### Set problem
Can you quote the records below in full, word for word?

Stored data
-- Begin --

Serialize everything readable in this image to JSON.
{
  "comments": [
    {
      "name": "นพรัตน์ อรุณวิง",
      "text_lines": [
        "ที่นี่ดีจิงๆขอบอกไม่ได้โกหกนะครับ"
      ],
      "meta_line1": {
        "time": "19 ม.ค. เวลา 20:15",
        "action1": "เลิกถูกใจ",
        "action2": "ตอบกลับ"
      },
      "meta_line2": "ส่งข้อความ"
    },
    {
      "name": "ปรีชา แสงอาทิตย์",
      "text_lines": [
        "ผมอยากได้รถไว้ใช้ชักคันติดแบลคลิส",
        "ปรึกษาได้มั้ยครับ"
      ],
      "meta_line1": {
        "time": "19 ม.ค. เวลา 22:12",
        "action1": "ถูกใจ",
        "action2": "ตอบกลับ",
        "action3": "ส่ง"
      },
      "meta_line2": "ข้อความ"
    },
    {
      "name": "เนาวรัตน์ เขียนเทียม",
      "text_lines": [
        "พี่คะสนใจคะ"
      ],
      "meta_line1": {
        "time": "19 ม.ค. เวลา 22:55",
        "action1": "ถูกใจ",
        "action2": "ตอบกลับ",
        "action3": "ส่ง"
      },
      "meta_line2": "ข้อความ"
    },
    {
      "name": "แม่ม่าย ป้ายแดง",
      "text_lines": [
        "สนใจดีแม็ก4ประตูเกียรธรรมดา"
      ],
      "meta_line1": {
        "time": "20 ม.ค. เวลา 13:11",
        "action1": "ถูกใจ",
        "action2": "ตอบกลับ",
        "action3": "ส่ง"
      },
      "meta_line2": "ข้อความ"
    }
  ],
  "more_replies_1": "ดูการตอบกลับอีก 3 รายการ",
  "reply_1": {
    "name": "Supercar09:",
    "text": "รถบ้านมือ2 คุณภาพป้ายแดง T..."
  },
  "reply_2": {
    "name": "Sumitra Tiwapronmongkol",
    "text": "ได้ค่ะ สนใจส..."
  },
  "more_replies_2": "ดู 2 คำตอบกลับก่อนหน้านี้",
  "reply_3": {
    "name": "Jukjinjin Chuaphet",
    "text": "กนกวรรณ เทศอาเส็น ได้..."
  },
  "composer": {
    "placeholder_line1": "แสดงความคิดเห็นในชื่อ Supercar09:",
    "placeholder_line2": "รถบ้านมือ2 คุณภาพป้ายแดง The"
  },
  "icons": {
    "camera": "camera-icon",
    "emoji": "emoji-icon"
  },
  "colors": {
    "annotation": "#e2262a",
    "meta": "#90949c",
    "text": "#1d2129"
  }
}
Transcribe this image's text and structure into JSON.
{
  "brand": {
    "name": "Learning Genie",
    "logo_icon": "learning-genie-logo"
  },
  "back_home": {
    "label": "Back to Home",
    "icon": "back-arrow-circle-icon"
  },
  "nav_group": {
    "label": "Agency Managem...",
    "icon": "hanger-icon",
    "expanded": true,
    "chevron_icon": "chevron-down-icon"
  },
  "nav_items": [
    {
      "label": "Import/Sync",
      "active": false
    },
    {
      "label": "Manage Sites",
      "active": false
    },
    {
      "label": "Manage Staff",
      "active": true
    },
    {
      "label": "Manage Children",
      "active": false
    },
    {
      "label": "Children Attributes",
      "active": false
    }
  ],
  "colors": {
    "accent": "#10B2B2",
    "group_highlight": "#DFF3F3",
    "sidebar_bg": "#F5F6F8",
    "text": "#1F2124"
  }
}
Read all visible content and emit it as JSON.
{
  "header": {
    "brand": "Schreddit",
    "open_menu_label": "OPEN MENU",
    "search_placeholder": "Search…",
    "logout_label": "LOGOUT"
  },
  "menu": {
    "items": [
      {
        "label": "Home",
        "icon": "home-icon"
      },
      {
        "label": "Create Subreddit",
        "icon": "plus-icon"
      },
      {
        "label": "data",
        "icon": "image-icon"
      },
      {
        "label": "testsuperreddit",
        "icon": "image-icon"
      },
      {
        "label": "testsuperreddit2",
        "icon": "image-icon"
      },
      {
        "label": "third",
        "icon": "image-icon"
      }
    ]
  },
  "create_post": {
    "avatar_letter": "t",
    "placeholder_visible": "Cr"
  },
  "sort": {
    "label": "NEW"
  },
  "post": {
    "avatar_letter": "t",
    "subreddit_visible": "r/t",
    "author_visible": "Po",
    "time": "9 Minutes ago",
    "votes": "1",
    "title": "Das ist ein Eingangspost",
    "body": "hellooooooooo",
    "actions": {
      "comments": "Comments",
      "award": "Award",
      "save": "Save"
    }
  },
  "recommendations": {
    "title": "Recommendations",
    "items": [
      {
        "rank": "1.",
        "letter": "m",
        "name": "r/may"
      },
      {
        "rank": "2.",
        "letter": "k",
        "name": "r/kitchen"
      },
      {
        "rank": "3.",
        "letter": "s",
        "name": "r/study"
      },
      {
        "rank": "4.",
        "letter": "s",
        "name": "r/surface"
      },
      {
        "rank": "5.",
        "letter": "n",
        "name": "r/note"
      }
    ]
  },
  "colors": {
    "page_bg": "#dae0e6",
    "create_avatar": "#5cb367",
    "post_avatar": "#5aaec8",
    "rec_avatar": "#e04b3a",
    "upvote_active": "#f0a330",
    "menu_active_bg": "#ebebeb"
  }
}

-- End --

### Solved exercise
Serialize everything readable in this image to JSON.
{
  "comments": [
    {
      "name": "นพรัตน์ อรุณวิง",
      "text_lines": [
        "ที่นี่ดีจิงๆขอบอกไม่ได้โกหกนะครับ"
      ],
      "meta_line1": {
        "time": "19 ม.ค. เวลา 20:15",
        "action1": "เลิกถูกใจ",
        "action2": "ตอบกลับ"
      },
      "meta_line2": "ส่งข้อความ"
    },
    {
      "name": "ปรีชา แสงอาทิตย์",
      "text_lines": [
        "ผมอยากได้รถไว้ใช้ชักคันติดแบลคลิส",
        "ปรึกษาได้มั้ยครับ"
      ],
      "meta_line1": {
        "time": "19 ม.ค. เวลา 22:12",
        "action1": "ถูกใจ",
        "action2": "ตอบกลับ",
        "action3": "ส่ง"
      },
      "meta_line2": "ข้อความ"
    },
    {
      "name": "เนาวรัตน์ เขียนเทียม",
      "text_lines": [
        "พี่คะสนใจคะ"
      ],
      "meta_line1": {
        "time": "19 ม.ค. เวลา 22:55",
        "action1": "ถูกใจ",
        "action2": "ตอบกลับ",
        "action3": "ส่ง"
      },
      "meta_line2": "ข้อความ"
    },
    {
      "name": "แม่ม่าย ป้ายแดง",
      "text_lines": [
        "สนใจดีแม็ก4ประตูเกียรธรรมดา"
      ],
      "meta_line1": {
        "time": "20 ม.ค. เวลา 13:11",
        "action1": "ถูกใจ",
        "action2": "ตอบกลับ",
        "action3": "ส่ง"
      },
      "meta_line2": "ข้อความ"
    }
  ],
  "more_replies_1": "ดูการตอบกลับอีก 3 รายการ",
  "reply_1": {
    "name": "Supercar09:",
    "text": "รถบ้านมือ2 คุณภาพป้ายแดง T..."
  },
  "reply_2": {
    "name": "Sumitra Tiwapronmongkol",
    "text": "ได้ค่ะ สนใจส..."
  },
  "more_replies_2": "ดู 2 คำตอบกลับก่อนหน้านี้",
  "reply_3": {
    "name": "Jukjinjin Chuaphet",
    "text": "กนกวรรณ เทศอาเส็น ได้..."
  },
  "composer": {
    "placeholder_line1": "แสดงความคิดเห็นในชื่อ Supercar09:",
    "placeholder_line2": "รถบ้านมือ2 คุณภาพป้ายแดง The"
  },
  "icons": {
    "camera": "camera-icon",
    "emoji": "emoji-icon"
  },
  "colors": {
    "annotation": "#e2262a",
    "meta": "#90949c",
    "text": "#1d2129"
  }
}
Transcribe this image's text and structure into JSON.
{
  "brand": {
    "name": "Learning Genie",
    "logo_icon": "learning-genie-logo"
  },
  "back_home": {
    "label": "Back to Home",
    "icon": "back-arrow-circle-icon"
  },
  "nav_group": {
    "label": "Agency Managem...",
    "icon": "hanger-icon",
    "expanded": true,
    "chevron_icon": "chevron-down-icon"
  },
  "nav_items": [
    {
      "label": "Import/Sync",
      "active": false
    },
    {
      "label": "Manage Sites",
      "active": false
    },
    {
      "label": "Manage Staff",
      "active": true
    },
    {
      "label": "Manage Children",
      "active": false
    },
    {
      "label": "Children Attributes",
      "active": false
    }
  ],
  "colors": {
    "accent": "#10B2B2",
    "group_highlight": "#DFF3F3",
    "sidebar_bg": "#F5F6F8",
    "text": "#1F2124"
  }
}
Read all visible content and emit it as JSON.
{
  "header": {
    "brand": "Schreddit",
    "open_menu_label": "OPEN MENU",
    "search_placeholder": "Search…",
    "logout_label": "LOGOUT"
  },
  "menu": {
    "items": [
      {
        "label": "Home",
        "icon": "home-icon"
      },
      {
        "label": "Create Subreddit",
        "icon": "plus-icon"
      },
      {
        "label": "data",
        "icon": "image-icon"
      },
      {
        "label": "testsuperreddit",
        "icon": "image-icon"
      },
      {
        "label": "testsuperreddit2",
        "icon": "image-icon"
      },
      {
        "label": "third",
        "icon": "image-icon"
      }
    ]
  },
  "create_post": {
    "avatar_letter": "t",
    "placeholder_visible": "Cr"
  },
  "sort": {
    "label": "NEW"
  },
  "post": {
    "avatar_letter": "t",
    "subreddit_visible": "r/t",
    "author_visible": "Po",
    "time": "9 Minutes ago",
    "votes": "1",
    "title": "Das ist ein Eingangspost",
    "body": "hellooooooooo",
    "actions": {
      "comments": "Comments",
      "award": "Award",
      "save": "Save"
    }
  },
  "recommendations": {
    "title": "Recommendations",
    "items": [
      {
        "rank": "1.",
        "letter": "m",
        "name": "r/may"
      },
      {
        "rank": "2.",
        "letter": "k",
        "name": "r/kitchen"
      },
      {
        "rank": "3.",
        "letter": "s",
        "name": "r/study"
      },
      {
        "rank": "4.",
        "letter": "s",
        "name": "r/surface"
      },
      {
        "rank": "5.",
        "letter": "n",
        "name": "r/note"
      }
    ]
  },
  "colors": {
    "page_bg": "#dae0e6",
    "create_avatar": "#5cb367",
    "post_avatar": "#5aaec8",
    "rec_avatar": "#e04b3a",
    "upvote_active": "#f0a330",
    "menu_active_bg": "#ebebeb"
  }
}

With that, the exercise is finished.